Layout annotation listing
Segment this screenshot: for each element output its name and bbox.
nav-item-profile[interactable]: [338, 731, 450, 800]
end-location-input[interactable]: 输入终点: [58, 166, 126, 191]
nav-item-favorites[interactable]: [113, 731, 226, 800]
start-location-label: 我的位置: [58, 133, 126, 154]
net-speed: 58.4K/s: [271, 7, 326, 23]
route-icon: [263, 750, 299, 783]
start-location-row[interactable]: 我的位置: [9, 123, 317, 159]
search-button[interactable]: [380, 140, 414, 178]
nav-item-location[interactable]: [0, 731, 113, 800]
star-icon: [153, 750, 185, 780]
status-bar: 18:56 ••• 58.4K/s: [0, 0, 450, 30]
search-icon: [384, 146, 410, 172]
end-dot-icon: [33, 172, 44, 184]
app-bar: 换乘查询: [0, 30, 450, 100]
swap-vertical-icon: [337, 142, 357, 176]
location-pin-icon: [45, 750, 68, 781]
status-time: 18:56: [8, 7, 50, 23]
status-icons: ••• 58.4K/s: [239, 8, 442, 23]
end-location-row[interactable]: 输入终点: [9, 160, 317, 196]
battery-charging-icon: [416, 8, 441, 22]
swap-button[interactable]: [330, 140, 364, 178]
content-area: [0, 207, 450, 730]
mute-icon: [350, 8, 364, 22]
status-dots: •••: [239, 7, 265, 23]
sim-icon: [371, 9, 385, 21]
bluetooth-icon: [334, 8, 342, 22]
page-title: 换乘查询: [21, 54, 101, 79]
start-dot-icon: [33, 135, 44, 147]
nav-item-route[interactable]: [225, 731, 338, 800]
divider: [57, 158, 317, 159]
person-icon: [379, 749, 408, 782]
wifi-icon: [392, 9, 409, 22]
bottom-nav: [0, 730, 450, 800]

— Directive —
Find every line in the listing above that contains the string "swap", treating uppercase and lowercase as different, and copy each of those lines.

— Expected answer —
swap-vertical-icon: [337, 142, 357, 176]
swap-button[interactable]: [330, 140, 364, 178]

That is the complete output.